- _Task objective_
Show only lines that include "grand".

--- START Input material ---

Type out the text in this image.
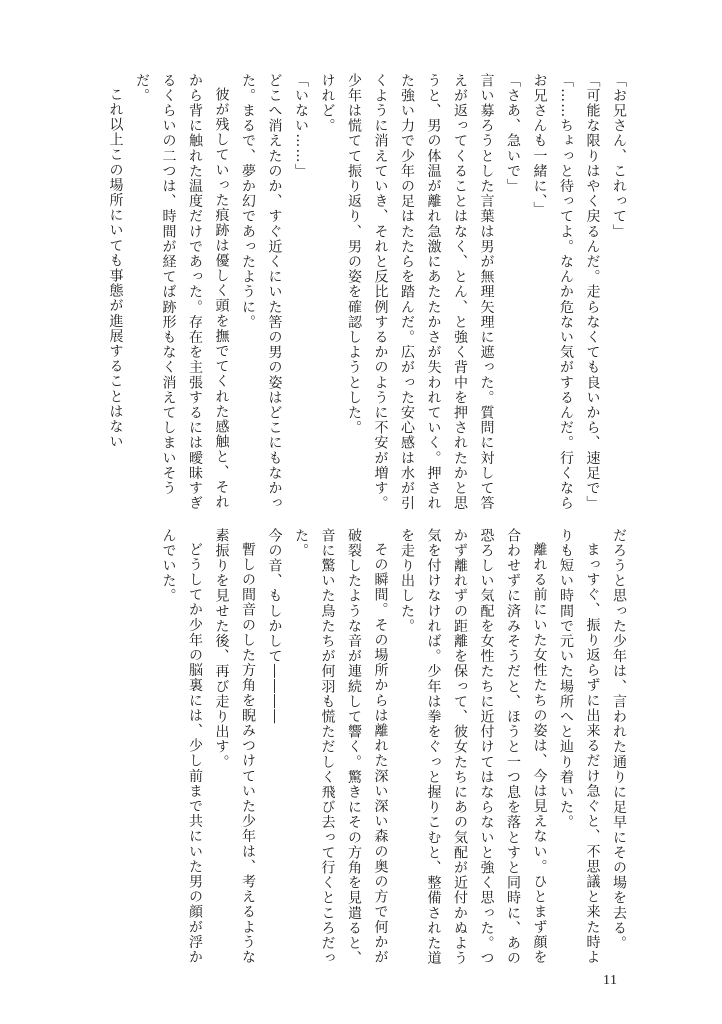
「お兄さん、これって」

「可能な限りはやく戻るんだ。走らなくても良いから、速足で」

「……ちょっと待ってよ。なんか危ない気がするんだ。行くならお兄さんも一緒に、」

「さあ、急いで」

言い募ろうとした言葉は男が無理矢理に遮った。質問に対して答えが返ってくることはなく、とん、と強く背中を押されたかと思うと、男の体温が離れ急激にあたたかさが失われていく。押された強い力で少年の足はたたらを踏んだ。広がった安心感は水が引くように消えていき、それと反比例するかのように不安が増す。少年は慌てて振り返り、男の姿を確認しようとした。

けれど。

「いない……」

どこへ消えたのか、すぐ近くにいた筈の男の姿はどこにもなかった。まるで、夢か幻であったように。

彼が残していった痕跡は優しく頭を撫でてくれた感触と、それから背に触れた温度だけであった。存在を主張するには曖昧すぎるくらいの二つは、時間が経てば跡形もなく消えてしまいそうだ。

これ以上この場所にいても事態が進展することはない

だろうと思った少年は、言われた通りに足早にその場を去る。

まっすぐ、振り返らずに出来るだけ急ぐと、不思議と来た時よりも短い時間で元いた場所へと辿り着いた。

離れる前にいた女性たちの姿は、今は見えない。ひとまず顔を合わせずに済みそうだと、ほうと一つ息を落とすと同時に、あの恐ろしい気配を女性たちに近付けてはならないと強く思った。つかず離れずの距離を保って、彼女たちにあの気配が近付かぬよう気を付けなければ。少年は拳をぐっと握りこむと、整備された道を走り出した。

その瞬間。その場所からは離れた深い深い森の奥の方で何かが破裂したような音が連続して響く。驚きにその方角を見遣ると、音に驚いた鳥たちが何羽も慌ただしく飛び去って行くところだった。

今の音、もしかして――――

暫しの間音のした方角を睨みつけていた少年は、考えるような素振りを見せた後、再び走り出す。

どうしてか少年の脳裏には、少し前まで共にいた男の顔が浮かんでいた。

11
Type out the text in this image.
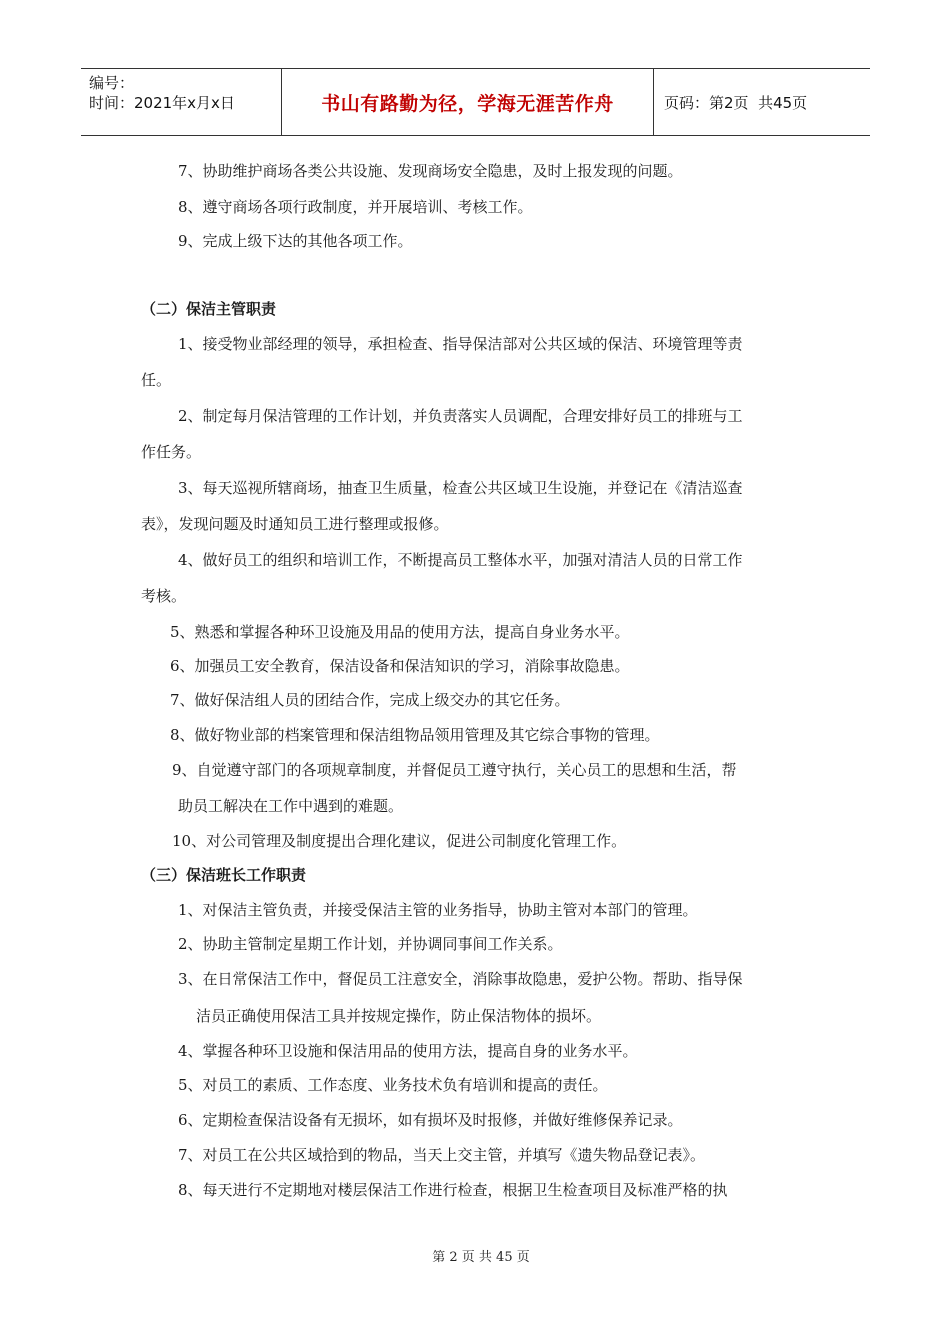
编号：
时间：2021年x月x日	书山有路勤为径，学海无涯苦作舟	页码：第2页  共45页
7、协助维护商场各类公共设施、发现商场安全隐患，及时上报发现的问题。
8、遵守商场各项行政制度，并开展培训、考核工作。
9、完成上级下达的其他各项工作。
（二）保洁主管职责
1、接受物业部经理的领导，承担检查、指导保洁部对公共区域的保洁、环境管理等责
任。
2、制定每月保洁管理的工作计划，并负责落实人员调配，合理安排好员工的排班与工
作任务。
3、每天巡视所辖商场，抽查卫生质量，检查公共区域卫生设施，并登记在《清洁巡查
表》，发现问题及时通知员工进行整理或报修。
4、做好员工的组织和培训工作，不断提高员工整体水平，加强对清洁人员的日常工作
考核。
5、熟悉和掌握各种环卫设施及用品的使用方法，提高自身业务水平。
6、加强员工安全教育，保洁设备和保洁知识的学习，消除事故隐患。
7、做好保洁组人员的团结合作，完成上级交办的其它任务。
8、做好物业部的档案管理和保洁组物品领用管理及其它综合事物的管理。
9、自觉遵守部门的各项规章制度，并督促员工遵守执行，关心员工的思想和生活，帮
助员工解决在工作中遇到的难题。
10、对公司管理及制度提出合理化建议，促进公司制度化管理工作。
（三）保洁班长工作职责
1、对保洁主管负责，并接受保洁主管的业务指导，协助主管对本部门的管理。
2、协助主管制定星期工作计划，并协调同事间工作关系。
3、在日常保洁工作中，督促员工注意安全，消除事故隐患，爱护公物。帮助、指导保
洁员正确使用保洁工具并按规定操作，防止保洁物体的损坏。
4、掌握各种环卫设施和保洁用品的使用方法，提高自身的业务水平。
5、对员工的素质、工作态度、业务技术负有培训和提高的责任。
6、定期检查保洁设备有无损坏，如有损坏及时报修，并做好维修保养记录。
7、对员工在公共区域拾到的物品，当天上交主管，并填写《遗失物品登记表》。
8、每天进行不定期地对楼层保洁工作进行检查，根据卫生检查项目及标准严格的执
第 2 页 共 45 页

--- END Input material ---
--- START Input material ---

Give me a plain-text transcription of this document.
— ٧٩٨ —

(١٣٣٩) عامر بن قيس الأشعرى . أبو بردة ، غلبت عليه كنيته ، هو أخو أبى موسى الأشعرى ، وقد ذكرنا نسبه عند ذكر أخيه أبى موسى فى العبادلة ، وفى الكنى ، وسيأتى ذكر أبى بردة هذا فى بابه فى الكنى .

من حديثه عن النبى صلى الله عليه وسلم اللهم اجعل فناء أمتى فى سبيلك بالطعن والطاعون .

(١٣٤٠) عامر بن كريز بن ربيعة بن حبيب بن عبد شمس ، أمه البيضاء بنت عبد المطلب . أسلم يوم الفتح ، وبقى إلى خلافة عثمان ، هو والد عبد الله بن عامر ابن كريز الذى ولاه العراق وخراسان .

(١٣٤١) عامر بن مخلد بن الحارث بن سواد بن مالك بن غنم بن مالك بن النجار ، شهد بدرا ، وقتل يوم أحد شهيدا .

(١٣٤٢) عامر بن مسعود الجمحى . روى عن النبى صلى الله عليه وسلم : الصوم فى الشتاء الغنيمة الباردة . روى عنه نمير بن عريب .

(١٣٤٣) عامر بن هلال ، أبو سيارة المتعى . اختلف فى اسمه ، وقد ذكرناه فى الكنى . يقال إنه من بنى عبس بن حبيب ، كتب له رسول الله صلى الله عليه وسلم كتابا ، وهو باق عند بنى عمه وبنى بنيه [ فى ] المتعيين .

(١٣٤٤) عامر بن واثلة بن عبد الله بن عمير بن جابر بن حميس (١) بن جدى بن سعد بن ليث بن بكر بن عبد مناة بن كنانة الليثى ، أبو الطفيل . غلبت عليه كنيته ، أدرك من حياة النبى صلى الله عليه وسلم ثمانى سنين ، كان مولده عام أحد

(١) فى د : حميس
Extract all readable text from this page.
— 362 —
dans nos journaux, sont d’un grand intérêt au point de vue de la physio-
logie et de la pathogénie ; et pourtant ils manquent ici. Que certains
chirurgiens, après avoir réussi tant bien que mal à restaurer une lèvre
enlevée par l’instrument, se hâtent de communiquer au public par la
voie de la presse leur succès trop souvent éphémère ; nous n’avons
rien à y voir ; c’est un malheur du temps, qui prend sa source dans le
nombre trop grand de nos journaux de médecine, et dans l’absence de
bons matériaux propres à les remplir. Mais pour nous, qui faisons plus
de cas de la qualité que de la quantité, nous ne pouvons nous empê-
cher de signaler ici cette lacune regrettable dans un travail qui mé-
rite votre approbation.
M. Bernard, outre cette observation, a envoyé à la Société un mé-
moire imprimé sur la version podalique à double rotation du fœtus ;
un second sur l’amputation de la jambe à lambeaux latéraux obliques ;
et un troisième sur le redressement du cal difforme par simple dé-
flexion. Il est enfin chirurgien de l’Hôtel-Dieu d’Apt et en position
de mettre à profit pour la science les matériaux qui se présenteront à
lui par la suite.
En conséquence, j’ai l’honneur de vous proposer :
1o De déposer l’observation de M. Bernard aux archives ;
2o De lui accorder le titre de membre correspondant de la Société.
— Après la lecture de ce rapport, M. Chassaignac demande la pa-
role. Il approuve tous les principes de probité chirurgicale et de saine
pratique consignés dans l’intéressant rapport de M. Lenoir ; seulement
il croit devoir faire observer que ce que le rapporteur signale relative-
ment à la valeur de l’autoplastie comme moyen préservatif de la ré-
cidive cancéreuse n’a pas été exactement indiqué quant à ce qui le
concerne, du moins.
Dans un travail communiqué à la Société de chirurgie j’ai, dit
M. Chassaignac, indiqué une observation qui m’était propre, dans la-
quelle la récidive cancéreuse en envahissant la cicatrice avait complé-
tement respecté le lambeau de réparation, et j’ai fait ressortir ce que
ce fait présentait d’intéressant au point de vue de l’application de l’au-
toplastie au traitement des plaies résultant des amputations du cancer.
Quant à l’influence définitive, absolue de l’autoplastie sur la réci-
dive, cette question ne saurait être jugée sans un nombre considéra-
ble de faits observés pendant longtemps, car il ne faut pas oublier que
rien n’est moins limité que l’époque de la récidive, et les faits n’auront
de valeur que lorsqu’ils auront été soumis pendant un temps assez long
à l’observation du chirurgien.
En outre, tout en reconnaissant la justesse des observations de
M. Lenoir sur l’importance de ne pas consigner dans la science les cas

--- END Input material ---

- _Result of this exercise_
dans nos journaux, sont d’un grand intérêt au point de vue de la physio-
nombre trop grand de nos journaux de médecine, et dans l’absence de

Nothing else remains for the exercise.